Entries from a visual dataset:
==================================================
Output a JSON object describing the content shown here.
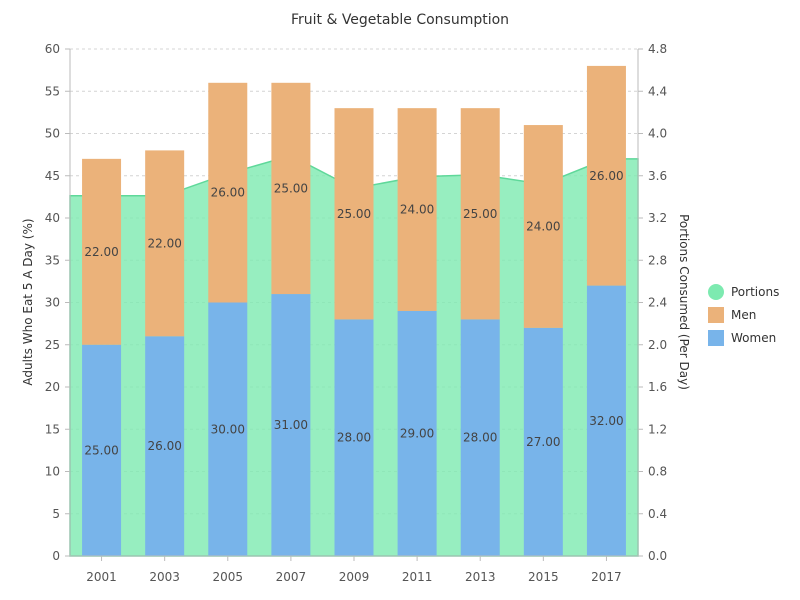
{
  "chart_data": {
    "type": "bar",
    "title": "Fruit & Vegetable Consumption",
    "categories": [
      "2001",
      "2003",
      "2005",
      "2007",
      "2009",
      "2011",
      "2013",
      "2015",
      "2017"
    ],
    "ylabel": "Adults Who Eat 5 A Day (%)",
    "y2label": "Portions Consumed (Per Day)",
    "ylim": [
      0,
      60
    ],
    "y2lim": [
      0,
      4.8
    ],
    "yticks": [
      "0",
      "5",
      "10",
      "15",
      "20",
      "25",
      "30",
      "35",
      "40",
      "45",
      "50",
      "55",
      "60"
    ],
    "y2ticks": [
      "0.0",
      "0.4",
      "0.8",
      "1.2",
      "1.6",
      "2.0",
      "2.4",
      "2.8",
      "3.2",
      "3.6",
      "4.0",
      "4.4",
      "4.8"
    ],
    "grid": true,
    "stacked": true,
    "legend_position": "right",
    "series": [
      {
        "name": "Portions",
        "type": "area",
        "axis": "right",
        "color": "#7deab0",
        "values": [
          3.41,
          3.41,
          3.62,
          3.79,
          3.48,
          3.59,
          3.61,
          3.52,
          3.76
        ]
      },
      {
        "name": "Men",
        "type": "bar",
        "axis": "left",
        "color": "#ebb27a",
        "values": [
          22,
          22,
          26,
          25,
          25,
          24,
          25,
          24,
          26
        ],
        "labels": [
          "22.00",
          "22.00",
          "26.00",
          "25.00",
          "25.00",
          "24.00",
          "25.00",
          "24.00",
          "26.00"
        ]
      },
      {
        "name": "Women",
        "type": "bar",
        "axis": "left",
        "color": "#78b4ea",
        "values": [
          25,
          26,
          30,
          31,
          28,
          29,
          28,
          27,
          32
        ],
        "labels": [
          "25.00",
          "26.00",
          "30.00",
          "31.00",
          "28.00",
          "29.00",
          "28.00",
          "27.00",
          "32.00"
        ]
      }
    ]
  }
}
==================================================
YOUR GOAL - Make an exact reproduction of the listing above, without any pictures.

PROBLEM SOLUTION -
Output a JSON object describing the content shown here.
{
  "chart_data": {
    "type": "bar",
    "title": "Fruit & Vegetable Consumption",
    "categories": [
      "2001",
      "2003",
      "2005",
      "2007",
      "2009",
      "2011",
      "2013",
      "2015",
      "2017"
    ],
    "ylabel": "Adults Who Eat 5 A Day (%)",
    "y2label": "Portions Consumed (Per Day)",
    "ylim": [
      0,
      60
    ],
    "y2lim": [
      0,
      4.8
    ],
    "yticks": [
      "0",
      "5",
      "10",
      "15",
      "20",
      "25",
      "30",
      "35",
      "40",
      "45",
      "50",
      "55",
      "60"
    ],
    "y2ticks": [
      "0.0",
      "0.4",
      "0.8",
      "1.2",
      "1.6",
      "2.0",
      "2.4",
      "2.8",
      "3.2",
      "3.6",
      "4.0",
      "4.4",
      "4.8"
    ],
    "grid": true,
    "stacked": true,
    "legend_position": "right",
    "series": [
      {
        "name": "Portions",
        "type": "area",
        "axis": "right",
        "color": "#7deab0",
        "values": [
          3.41,
          3.41,
          3.62,
          3.79,
          3.48,
          3.59,
          3.61,
          3.52,
          3.76
        ]
      },
      {
        "name": "Men",
        "type": "bar",
        "axis": "left",
        "color": "#ebb27a",
        "values": [
          22,
          22,
          26,
          25,
          25,
          24,
          25,
          24,
          26
        ],
        "labels": [
          "22.00",
          "22.00",
          "26.00",
          "25.00",
          "25.00",
          "24.00",
          "25.00",
          "24.00",
          "26.00"
        ]
      },
      {
        "name": "Women",
        "type": "bar",
        "axis": "left",
        "color": "#78b4ea",
        "values": [
          25,
          26,
          30,
          31,
          28,
          29,
          28,
          27,
          32
        ],
        "labels": [
          "25.00",
          "26.00",
          "30.00",
          "31.00",
          "28.00",
          "29.00",
          "28.00",
          "27.00",
          "32.00"
        ]
      }
    ]
  }
}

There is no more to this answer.